● Requirement 1
In the summary of the paper on solar-driven seawater splitting, what layer is the nickel–iron hydroxide electrocatalyst coated on?
● Requirement 2
Carry on the summary of the paper on solar-driven seawater splitting, starting after its last line.

● Text for analysis
Solar-driven, highly sustained splitting of seawater into hydrogen and oxygen fuels
02 Apr 2019-Proceedings of the National Academy of Sciences of the United States of America (National Academy of Sciences)-Vol. 116, Iss: 14, pp 6624-6629
TL;DR: A hierarchical anode consisting of a nickel–iron hydroxide electrocatalyst layer uniformly coated on a sulfide layer formed on Ni substrate was developed, affording superior catalytic activity and corrosion resistance in seawater electrolysis.

● Records shown
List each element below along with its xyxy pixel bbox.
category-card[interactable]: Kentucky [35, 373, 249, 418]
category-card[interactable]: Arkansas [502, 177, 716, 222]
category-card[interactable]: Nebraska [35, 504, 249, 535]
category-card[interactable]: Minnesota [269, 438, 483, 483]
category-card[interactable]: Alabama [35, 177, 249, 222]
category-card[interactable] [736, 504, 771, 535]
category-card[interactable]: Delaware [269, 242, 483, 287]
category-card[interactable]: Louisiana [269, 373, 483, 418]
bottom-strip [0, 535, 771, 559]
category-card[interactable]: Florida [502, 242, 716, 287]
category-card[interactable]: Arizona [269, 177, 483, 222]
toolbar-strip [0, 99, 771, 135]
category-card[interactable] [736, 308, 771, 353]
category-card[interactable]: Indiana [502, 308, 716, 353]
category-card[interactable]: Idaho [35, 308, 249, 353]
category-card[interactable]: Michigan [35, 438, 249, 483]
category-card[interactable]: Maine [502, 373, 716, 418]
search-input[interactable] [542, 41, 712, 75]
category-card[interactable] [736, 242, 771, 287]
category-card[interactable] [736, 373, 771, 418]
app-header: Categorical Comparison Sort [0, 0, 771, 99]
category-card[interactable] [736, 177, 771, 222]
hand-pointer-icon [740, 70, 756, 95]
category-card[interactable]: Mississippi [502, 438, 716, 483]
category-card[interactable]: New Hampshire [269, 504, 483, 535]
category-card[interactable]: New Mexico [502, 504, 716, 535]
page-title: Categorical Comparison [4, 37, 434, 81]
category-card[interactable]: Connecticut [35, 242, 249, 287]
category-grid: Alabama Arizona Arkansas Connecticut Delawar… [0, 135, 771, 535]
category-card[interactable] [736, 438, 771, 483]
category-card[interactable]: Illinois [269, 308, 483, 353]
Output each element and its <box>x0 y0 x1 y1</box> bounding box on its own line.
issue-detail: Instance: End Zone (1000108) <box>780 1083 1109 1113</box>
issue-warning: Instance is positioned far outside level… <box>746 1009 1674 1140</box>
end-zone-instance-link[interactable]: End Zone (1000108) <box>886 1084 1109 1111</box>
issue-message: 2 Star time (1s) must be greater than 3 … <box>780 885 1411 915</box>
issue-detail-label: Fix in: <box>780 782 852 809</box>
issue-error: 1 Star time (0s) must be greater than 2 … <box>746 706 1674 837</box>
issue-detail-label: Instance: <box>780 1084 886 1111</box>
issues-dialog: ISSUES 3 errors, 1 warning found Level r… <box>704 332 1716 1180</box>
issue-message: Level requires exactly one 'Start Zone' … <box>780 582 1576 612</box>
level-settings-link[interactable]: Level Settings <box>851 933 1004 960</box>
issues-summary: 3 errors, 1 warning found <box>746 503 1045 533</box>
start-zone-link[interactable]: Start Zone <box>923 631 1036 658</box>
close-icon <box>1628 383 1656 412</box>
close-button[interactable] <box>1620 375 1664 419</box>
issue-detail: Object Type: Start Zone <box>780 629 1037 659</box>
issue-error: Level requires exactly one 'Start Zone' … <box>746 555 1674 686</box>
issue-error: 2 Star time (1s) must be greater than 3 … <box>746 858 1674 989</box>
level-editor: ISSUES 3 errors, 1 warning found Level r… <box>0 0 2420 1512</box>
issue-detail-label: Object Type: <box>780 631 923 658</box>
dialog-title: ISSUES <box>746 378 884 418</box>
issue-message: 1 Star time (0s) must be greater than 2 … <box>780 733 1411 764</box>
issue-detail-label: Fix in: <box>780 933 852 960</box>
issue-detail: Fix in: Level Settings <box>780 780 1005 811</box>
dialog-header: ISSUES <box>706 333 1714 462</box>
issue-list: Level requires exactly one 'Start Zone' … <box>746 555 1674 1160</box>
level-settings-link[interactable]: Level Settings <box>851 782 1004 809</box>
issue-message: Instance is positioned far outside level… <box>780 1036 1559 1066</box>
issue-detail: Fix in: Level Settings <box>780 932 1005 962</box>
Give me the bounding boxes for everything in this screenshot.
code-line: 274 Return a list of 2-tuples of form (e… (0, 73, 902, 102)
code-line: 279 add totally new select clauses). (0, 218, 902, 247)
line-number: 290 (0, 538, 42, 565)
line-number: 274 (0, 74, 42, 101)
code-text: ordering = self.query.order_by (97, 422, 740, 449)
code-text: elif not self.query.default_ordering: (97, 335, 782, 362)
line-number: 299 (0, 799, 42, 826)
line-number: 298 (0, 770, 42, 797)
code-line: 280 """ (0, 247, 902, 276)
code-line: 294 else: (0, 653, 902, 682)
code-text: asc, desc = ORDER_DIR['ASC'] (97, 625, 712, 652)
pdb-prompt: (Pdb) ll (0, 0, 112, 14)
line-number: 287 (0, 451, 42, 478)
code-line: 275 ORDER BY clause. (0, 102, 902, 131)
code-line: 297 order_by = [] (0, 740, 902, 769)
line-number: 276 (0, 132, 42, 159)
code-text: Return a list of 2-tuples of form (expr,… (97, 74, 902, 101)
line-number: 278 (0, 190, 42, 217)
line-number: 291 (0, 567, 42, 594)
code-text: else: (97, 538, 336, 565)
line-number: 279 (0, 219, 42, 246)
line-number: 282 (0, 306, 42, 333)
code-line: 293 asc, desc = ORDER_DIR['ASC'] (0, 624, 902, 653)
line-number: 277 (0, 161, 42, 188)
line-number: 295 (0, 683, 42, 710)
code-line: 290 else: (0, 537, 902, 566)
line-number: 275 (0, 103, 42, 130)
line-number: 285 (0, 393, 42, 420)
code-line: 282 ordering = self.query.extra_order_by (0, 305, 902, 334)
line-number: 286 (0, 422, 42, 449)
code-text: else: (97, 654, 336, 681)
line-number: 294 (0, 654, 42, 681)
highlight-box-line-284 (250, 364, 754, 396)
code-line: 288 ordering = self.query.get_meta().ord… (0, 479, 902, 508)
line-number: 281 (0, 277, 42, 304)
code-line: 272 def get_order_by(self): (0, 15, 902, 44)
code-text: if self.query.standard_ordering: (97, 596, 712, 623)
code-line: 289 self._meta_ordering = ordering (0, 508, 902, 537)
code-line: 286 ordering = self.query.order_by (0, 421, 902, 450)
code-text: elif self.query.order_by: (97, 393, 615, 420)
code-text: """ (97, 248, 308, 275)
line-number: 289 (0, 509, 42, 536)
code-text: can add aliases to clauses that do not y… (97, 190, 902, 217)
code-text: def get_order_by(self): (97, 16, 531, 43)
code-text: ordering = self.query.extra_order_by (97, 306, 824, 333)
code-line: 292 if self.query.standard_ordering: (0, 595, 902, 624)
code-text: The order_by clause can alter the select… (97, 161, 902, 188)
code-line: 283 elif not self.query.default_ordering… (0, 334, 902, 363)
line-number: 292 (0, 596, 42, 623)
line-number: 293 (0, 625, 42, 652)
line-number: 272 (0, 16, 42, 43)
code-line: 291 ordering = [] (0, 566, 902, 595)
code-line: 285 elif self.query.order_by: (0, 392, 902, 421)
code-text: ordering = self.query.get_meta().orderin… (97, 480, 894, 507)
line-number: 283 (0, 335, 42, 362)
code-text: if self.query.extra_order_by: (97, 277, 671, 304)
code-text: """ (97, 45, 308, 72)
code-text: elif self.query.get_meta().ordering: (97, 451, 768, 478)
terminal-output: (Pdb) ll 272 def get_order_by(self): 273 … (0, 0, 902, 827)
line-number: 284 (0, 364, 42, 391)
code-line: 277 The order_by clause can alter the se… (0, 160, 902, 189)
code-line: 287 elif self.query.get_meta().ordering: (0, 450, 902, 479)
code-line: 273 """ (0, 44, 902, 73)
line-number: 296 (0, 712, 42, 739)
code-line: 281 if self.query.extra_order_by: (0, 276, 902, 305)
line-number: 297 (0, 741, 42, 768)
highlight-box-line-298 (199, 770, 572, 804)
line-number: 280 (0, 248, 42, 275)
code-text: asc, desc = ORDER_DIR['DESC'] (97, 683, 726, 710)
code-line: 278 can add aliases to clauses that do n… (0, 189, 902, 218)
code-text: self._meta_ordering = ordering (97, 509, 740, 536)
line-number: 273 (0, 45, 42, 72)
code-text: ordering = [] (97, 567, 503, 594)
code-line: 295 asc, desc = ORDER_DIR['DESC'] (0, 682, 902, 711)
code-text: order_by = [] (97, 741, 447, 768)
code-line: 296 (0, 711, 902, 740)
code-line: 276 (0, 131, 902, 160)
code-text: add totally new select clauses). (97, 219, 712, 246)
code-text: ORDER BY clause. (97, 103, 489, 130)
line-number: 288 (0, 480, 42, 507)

● Reply 1
It is uniformly coated on a sulfide layer formed on a Ni substrate.

● Reply 2
Abstract: Electrolysis of water to generate hydrogen fuel is an attractive renewable energy storage technology. However, grid-scale freshwater electrolysis would put a heavy strain on vital water resources. Developing cheap electrocatalysts and electrodes that can sustain seawater splitting without chloride corrosion could address the water scarcity issue. Here we present a multilayer anode consisting of a nickel–iron hydroxide (NiFe) electrocatalyst layer uniformly coated on a nickel sulfide (NiSx) layer formed on porous Ni foam (NiFe/NiSx-Ni), affording superior catalytic activity and corrosion resistance in solar-driven alkaline seawater electrolysis operating at industrially required current densities (0.4 to 1 A/cm2) over 1,000 h. A continuous, highly oxygen evolution reaction-active NiFe electrocatalyst layer drawing anodic currents toward water oxidation and an in situ-generated polyatomic sulfate and carbonate-rich passivating layers formed in the anode are responsible for chloride repelling and superior corrosion resistance of the salty-water-splitting anode.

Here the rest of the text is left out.